Work instructions
Find every line below that contains the word "prinsip" and copy it out.

** Begin Extracted information **

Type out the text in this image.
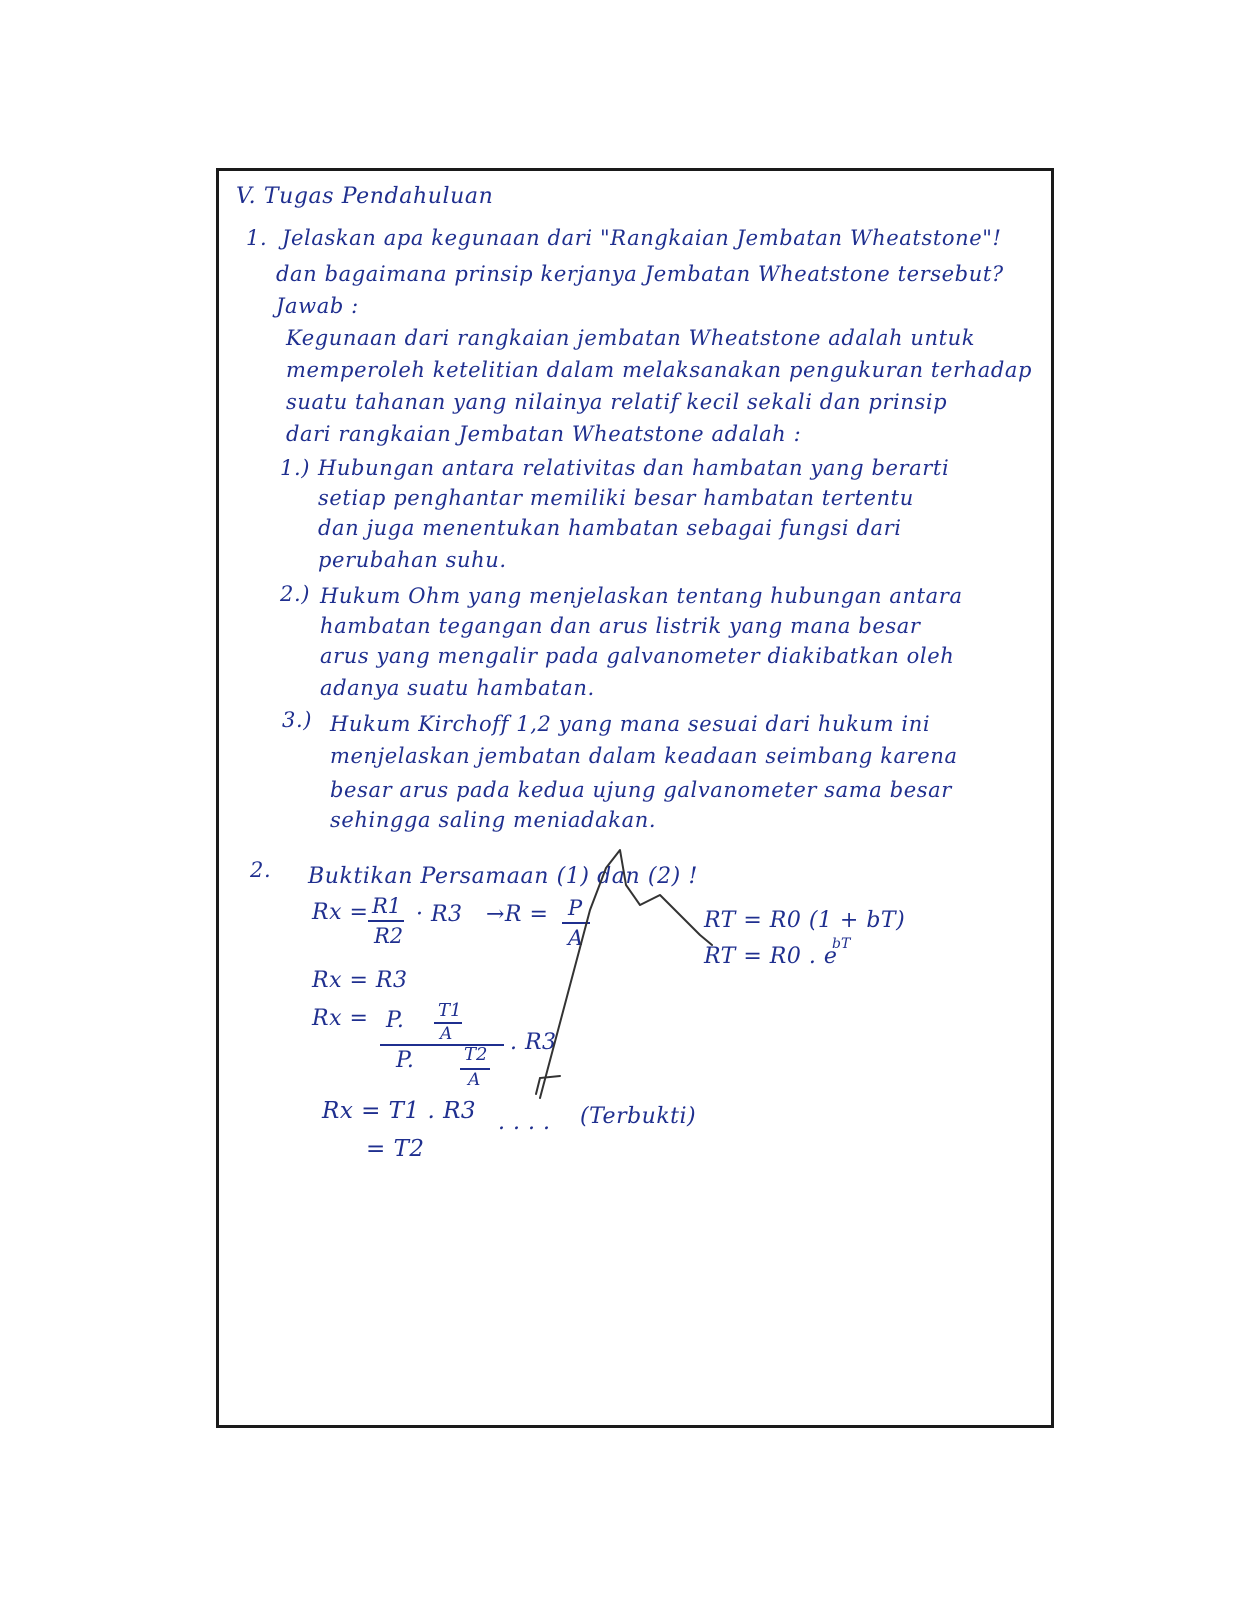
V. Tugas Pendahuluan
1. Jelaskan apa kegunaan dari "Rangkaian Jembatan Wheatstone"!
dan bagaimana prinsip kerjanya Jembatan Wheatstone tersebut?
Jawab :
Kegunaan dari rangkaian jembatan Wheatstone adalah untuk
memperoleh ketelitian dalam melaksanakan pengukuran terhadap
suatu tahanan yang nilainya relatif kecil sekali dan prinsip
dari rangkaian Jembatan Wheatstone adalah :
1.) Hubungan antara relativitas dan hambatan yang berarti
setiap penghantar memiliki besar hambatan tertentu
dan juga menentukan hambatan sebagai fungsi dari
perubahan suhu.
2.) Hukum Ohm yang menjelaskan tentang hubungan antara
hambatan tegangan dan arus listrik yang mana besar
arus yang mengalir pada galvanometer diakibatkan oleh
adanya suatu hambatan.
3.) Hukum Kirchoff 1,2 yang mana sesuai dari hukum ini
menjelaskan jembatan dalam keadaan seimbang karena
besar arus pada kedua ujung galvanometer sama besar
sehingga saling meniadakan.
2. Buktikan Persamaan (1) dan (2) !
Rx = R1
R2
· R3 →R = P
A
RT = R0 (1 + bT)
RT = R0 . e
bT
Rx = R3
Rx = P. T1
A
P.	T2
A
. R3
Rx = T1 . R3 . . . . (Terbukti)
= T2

** End Extracted information **

Final result
dan bagaimana prinsip kerjanya Jembatan Wheatstone tersebut?
suatu tahanan yang nilainya relatif kecil sekali dan prinsip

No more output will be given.